Your instructions:
Using the listing below, give the number of lines where "platepar" appears, and nothing else.

=== The data ===

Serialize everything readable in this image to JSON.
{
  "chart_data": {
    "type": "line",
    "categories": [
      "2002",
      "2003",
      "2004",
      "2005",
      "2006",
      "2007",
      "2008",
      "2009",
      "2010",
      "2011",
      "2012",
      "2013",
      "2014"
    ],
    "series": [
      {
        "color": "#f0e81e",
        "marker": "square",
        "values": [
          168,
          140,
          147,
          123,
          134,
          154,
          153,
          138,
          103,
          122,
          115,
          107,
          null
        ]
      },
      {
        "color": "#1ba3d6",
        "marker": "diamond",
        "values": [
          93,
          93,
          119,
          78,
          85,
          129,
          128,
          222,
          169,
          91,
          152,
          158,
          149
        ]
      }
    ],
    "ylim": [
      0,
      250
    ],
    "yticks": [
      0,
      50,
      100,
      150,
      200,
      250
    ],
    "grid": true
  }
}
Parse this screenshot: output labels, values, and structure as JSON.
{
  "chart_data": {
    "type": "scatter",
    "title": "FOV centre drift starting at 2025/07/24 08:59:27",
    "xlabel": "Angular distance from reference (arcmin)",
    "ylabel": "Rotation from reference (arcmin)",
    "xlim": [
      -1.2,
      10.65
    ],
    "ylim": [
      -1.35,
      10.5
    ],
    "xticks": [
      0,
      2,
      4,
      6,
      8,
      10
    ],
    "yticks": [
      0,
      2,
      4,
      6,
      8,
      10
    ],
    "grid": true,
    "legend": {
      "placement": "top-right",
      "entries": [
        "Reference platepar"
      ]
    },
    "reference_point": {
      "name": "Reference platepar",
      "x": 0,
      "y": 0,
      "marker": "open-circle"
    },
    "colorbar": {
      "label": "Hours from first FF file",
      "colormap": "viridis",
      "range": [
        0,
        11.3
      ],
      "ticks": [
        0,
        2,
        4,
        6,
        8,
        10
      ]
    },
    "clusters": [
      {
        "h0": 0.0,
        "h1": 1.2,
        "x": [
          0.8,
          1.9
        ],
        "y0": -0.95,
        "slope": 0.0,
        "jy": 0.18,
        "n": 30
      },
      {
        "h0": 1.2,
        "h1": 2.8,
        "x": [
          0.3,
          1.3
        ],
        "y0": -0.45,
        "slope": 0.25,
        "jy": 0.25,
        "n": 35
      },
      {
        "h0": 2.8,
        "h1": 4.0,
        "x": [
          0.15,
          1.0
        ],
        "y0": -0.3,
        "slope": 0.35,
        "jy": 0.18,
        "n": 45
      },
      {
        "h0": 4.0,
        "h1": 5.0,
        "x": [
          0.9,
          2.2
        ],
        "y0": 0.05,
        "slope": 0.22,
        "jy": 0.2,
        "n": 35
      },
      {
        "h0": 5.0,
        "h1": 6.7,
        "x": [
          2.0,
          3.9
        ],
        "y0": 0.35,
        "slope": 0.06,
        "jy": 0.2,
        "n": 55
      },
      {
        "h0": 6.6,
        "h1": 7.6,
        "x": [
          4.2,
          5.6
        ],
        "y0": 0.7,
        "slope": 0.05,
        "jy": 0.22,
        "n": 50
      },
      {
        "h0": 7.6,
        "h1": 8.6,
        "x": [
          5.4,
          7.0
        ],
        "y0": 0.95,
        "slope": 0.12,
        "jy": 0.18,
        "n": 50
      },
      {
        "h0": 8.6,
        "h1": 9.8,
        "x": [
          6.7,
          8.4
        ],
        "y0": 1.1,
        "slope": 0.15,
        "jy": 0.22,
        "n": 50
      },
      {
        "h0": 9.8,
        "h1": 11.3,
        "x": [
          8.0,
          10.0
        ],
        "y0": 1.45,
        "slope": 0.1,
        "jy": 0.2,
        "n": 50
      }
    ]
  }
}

===

Task result:
2